LISTING:
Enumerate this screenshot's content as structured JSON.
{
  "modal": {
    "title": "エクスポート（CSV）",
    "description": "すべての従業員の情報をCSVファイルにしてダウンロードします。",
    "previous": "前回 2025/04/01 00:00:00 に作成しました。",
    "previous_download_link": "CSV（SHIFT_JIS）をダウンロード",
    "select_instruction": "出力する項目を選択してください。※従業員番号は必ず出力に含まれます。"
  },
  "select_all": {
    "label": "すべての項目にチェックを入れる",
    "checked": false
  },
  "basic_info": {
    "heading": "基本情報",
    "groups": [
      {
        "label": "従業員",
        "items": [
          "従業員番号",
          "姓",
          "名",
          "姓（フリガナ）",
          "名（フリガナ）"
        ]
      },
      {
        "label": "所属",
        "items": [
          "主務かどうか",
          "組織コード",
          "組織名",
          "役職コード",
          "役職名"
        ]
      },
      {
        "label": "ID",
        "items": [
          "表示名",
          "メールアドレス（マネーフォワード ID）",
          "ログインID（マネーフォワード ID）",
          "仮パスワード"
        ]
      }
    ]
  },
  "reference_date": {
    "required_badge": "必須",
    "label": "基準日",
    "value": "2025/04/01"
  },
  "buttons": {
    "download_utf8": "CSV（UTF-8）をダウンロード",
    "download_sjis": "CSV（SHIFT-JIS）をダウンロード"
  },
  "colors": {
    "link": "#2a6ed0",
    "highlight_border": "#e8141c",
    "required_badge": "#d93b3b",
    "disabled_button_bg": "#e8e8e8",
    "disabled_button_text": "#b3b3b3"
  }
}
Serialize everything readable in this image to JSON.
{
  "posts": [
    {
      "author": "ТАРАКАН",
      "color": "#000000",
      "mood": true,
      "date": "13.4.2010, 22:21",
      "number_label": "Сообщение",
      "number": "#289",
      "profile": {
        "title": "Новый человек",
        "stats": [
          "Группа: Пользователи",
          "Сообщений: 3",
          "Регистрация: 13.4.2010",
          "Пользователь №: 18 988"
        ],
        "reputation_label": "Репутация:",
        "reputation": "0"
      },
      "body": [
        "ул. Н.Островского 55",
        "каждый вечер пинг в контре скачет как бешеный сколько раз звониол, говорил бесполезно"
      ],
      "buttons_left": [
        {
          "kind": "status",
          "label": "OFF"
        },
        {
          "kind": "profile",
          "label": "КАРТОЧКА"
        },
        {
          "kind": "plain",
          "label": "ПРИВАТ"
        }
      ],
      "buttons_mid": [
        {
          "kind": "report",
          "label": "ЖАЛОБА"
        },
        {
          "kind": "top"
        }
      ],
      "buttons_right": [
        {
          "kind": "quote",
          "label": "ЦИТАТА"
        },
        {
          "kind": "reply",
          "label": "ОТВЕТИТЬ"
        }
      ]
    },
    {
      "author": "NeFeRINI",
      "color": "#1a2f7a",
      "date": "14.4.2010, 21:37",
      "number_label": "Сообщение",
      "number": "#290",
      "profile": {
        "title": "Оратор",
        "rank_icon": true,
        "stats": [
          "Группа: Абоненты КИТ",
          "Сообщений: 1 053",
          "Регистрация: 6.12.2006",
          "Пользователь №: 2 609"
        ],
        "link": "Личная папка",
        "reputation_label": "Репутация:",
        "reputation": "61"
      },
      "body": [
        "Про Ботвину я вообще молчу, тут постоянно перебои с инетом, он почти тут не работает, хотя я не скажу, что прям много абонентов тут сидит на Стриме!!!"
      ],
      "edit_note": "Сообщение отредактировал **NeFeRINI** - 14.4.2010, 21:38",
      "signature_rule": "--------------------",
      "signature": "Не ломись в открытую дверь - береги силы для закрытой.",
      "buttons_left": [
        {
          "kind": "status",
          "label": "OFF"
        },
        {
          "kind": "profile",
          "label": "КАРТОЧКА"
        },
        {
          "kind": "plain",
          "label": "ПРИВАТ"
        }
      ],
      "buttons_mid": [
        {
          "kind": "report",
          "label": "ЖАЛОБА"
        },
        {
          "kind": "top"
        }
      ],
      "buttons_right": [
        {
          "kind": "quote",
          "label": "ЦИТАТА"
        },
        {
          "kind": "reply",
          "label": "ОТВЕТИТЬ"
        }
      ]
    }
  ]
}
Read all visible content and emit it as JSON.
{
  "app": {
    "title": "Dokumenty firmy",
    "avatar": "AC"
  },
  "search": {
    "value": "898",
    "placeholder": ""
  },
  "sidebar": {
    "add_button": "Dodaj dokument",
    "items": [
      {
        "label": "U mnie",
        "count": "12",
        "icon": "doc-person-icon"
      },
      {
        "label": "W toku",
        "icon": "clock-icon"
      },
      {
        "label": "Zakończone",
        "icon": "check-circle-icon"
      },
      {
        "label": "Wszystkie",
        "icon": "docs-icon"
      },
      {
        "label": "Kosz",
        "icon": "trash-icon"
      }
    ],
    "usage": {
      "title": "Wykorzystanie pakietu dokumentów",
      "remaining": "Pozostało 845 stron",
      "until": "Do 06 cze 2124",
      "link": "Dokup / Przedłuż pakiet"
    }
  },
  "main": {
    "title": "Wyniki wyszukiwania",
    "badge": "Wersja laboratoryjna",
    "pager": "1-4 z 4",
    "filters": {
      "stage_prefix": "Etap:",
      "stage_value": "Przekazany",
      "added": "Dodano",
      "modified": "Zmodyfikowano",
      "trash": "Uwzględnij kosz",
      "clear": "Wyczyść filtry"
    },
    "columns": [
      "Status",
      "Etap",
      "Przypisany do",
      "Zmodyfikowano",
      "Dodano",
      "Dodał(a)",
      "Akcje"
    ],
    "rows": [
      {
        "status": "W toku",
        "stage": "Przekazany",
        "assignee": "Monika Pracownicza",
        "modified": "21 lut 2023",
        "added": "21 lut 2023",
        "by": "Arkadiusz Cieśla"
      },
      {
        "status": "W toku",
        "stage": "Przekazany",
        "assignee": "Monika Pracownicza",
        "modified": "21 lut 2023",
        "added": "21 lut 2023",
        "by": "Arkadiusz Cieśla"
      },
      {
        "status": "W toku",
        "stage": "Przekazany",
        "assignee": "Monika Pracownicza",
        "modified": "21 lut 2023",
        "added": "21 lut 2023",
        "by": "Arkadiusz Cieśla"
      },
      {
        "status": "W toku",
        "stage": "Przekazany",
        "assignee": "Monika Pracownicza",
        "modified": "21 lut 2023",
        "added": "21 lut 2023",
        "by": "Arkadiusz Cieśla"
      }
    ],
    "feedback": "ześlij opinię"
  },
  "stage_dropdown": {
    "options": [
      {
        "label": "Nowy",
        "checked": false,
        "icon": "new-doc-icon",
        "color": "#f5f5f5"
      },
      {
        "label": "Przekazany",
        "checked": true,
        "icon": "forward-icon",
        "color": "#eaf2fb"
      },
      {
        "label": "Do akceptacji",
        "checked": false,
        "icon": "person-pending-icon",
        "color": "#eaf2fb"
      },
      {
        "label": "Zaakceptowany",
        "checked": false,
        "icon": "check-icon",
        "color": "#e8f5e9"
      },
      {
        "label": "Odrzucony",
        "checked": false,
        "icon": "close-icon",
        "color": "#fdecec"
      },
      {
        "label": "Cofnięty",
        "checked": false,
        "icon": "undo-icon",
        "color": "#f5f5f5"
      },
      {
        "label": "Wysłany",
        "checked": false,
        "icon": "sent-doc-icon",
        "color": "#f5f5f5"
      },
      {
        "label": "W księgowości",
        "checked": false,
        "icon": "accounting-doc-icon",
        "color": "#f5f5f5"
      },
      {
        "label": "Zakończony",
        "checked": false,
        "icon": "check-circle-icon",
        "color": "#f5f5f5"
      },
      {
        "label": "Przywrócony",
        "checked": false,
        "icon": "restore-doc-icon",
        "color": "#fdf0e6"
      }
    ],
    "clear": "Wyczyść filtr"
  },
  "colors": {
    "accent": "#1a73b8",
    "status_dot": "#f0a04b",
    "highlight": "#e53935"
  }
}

WRITTEN EXERCISE: Copy out each line of the records that holds the string "NeFeRINI".

EXERCISE ANSWER:
      "author": "NeFeRINI",
      "edit_note": "Сообщение отредактировал **NeFeRINI** - 14.4.2010, 21:38",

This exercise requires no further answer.